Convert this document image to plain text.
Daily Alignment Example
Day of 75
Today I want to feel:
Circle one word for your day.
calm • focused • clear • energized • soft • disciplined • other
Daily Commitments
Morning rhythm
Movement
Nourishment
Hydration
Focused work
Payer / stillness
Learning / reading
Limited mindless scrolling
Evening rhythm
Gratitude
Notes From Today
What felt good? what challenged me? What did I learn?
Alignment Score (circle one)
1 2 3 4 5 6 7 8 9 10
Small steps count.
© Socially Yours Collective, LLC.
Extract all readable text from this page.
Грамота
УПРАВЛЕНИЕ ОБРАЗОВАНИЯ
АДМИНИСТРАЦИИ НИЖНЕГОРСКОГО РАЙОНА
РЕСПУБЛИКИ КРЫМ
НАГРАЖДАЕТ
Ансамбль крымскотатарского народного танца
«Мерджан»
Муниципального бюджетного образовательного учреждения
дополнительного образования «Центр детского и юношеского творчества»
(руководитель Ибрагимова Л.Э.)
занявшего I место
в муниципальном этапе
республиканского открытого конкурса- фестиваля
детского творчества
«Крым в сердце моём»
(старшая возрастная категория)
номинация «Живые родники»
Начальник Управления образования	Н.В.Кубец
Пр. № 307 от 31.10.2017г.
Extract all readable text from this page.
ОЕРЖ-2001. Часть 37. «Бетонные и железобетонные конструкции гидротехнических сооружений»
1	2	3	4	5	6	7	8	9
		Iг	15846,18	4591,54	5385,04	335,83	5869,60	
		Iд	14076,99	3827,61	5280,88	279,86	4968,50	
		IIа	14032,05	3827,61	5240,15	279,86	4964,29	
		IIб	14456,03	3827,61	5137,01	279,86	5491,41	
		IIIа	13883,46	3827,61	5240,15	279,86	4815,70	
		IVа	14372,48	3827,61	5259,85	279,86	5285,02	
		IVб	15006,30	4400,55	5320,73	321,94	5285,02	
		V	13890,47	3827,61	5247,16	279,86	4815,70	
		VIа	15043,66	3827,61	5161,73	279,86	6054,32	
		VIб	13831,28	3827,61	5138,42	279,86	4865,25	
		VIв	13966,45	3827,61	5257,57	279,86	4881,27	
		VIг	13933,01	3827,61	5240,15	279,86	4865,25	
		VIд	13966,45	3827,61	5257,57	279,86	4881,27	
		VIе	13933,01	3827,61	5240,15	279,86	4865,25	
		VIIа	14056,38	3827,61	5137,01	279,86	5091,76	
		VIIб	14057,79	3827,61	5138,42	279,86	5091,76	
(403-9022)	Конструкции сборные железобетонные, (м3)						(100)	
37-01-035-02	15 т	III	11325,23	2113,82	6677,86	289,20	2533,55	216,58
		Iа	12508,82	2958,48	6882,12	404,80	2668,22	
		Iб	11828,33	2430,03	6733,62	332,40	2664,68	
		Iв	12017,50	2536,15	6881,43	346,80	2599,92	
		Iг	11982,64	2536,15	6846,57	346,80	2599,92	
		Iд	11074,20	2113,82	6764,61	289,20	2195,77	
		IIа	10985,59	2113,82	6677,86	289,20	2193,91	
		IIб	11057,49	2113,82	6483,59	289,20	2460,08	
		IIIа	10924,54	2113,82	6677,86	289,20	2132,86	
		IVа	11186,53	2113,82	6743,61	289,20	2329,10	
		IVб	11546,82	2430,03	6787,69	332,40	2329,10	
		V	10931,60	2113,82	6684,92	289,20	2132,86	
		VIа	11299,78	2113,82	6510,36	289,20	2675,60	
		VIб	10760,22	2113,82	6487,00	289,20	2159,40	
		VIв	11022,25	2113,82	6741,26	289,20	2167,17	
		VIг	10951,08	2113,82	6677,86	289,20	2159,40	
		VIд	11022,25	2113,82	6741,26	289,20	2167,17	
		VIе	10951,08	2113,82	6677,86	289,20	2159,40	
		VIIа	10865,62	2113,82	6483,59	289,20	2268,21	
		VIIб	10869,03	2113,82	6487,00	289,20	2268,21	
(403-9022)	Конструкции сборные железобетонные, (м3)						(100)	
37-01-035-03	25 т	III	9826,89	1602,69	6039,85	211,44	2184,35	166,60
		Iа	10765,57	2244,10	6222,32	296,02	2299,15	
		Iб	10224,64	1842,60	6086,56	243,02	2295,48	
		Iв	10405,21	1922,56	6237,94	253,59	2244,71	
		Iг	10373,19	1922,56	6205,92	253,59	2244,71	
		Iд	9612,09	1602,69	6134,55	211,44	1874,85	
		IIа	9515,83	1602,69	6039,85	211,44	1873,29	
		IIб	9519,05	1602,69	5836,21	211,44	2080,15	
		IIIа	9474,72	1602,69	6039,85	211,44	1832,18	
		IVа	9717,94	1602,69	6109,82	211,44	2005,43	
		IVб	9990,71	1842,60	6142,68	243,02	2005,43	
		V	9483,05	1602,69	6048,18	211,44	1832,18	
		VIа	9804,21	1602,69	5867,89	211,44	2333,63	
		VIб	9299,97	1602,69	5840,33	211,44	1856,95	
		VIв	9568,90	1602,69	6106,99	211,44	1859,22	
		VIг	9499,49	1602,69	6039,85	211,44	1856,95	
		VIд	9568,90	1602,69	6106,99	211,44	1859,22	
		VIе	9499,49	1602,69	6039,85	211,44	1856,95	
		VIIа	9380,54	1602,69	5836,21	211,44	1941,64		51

+ + +

• **To be done**:
Output all of the data again, exactly.

• **Written answer**:
Convert this document image to plain text.
Daily Alignment Example
Day of 75
Today I want to feel:
Circle one word for your day.
calm • focused • clear • energized • soft • disciplined • other
Daily Commitments
Morning rhythm
Movement
Nourishment
Hydration
Focused work
Payer / stillness
Learning / reading
Limited mindless scrolling
Evening rhythm
Gratitude
Notes From Today
What felt good? what challenged me? What did I learn?
Alignment Score (circle one)
1 2 3 4 5 6 7 8 9 10
Small steps count.
© Socially Yours Collective, LLC.
Extract all readable text from this page.
Грамота
УПРАВЛЕНИЕ ОБРАЗОВАНИЯ
АДМИНИСТРАЦИИ НИЖНЕГОРСКОГО РАЙОНА
РЕСПУБЛИКИ КРЫМ
НАГРАЖДАЕТ
Ансамбль крымскотатарского народного танца
«Мерджан»
Муниципального бюджетного образовательного учреждения
дополнительного образования «Центр детского и юношеского творчества»
(руководитель Ибрагимова Л.Э.)
занявшего I место
в муниципальном этапе
республиканского открытого конкурса- фестиваля
детского творчества
«Крым в сердце моём»
(старшая возрастная категория)
номинация «Живые родники»
Начальник Управления образования	Н.В.Кубец
Пр. № 307 от 31.10.2017г.
Extract all readable text from this page.
ОЕРЖ-2001. Часть 37. «Бетонные и железобетонные конструкции гидротехнических сооружений»
1	2	3	4	5	6	7	8	9
		Iг	15846,18	4591,54	5385,04	335,83	5869,60	
		Iд	14076,99	3827,61	5280,88	279,86	4968,50	
		IIа	14032,05	3827,61	5240,15	279,86	4964,29	
		IIб	14456,03	3827,61	5137,01	279,86	5491,41	
		IIIа	13883,46	3827,61	5240,15	279,86	4815,70	
		IVа	14372,48	3827,61	5259,85	279,86	5285,02	
		IVб	15006,30	4400,55	5320,73	321,94	5285,02	
		V	13890,47	3827,61	5247,16	279,86	4815,70	
		VIа	15043,66	3827,61	5161,73	279,86	6054,32	
		VIб	13831,28	3827,61	5138,42	279,86	4865,25	
		VIв	13966,45	3827,61	5257,57	279,86	4881,27	
		VIг	13933,01	3827,61	5240,15	279,86	4865,25	
		VIд	13966,45	3827,61	5257,57	279,86	4881,27	
		VIе	13933,01	3827,61	5240,15	279,86	4865,25	
		VIIа	14056,38	3827,61	5137,01	279,86	5091,76	
		VIIб	14057,79	3827,61	5138,42	279,86	5091,76	
(403-9022)	Конструкции сборные железобетонные, (м3)						(100)	
37-01-035-02	15 т	III	11325,23	2113,82	6677,86	289,20	2533,55	216,58
		Iа	12508,82	2958,48	6882,12	404,80	2668,22	
		Iб	11828,33	2430,03	6733,62	332,40	2664,68	
		Iв	12017,50	2536,15	6881,43	346,80	2599,92	
		Iг	11982,64	2536,15	6846,57	346,80	2599,92	
		Iд	11074,20	2113,82	6764,61	289,20	2195,77	
		IIа	10985,59	2113,82	6677,86	289,20	2193,91	
		IIб	11057,49	2113,82	6483,59	289,20	2460,08	
		IIIа	10924,54	2113,82	6677,86	289,20	2132,86	
		IVа	11186,53	2113,82	6743,61	289,20	2329,10	
		IVб	11546,82	2430,03	6787,69	332,40	2329,10	
		V	10931,60	2113,82	6684,92	289,20	2132,86	
		VIа	11299,78	2113,82	6510,36	289,20	2675,60	
		VIб	10760,22	2113,82	6487,00	289,20	2159,40	
		VIв	11022,25	2113,82	6741,26	289,20	2167,17	
		VIг	10951,08	2113,82	6677,86	289,20	2159,40	
		VIд	11022,25	2113,82	6741,26	289,20	2167,17	
		VIе	10951,08	2113,82	6677,86	289,20	2159,40	
		VIIа	10865,62	2113,82	6483,59	289,20	2268,21	
		VIIб	10869,03	2113,82	6487,00	289,20	2268,21	
(403-9022)	Конструкции сборные железобетонные, (м3)						(100)	
37-01-035-03	25 т	III	9826,89	1602,69	6039,85	211,44	2184,35	166,60
		Iа	10765,57	2244,10	6222,32	296,02	2299,15	
		Iб	10224,64	1842,60	6086,56	243,02	2295,48	
		Iв	10405,21	1922,56	6237,94	253,59	2244,71	
		Iг	10373,19	1922,56	6205,92	253,59	2244,71	
		Iд	9612,09	1602,69	6134,55	211,44	1874,85	
		IIа	9515,83	1602,69	6039,85	211,44	1873,29	
		IIб	9519,05	1602,69	5836,21	211,44	2080,15	
		IIIа	9474,72	1602,69	6039,85	211,44	1832,18	
		IVа	9717,94	1602,69	6109,82	211,44	2005,43	
		IVб	9990,71	1842,60	6142,68	243,02	2005,43	
		V	9483,05	1602,69	6048,18	211,44	1832,18	
		VIа	9804,21	1602,69	5867,89	211,44	2333,63	
		VIб	9299,97	1602,69	5840,33	211,44	1856,95	
		VIв	9568,90	1602,69	6106,99	211,44	1859,22	
		VIг	9499,49	1602,69	6039,85	211,44	1856,95	
		VIд	9568,90	1602,69	6106,99	211,44	1859,22	
		VIе	9499,49	1602,69	6039,85	211,44	1856,95	
		VIIа	9380,54	1602,69	5836,21	211,44	1941,64		51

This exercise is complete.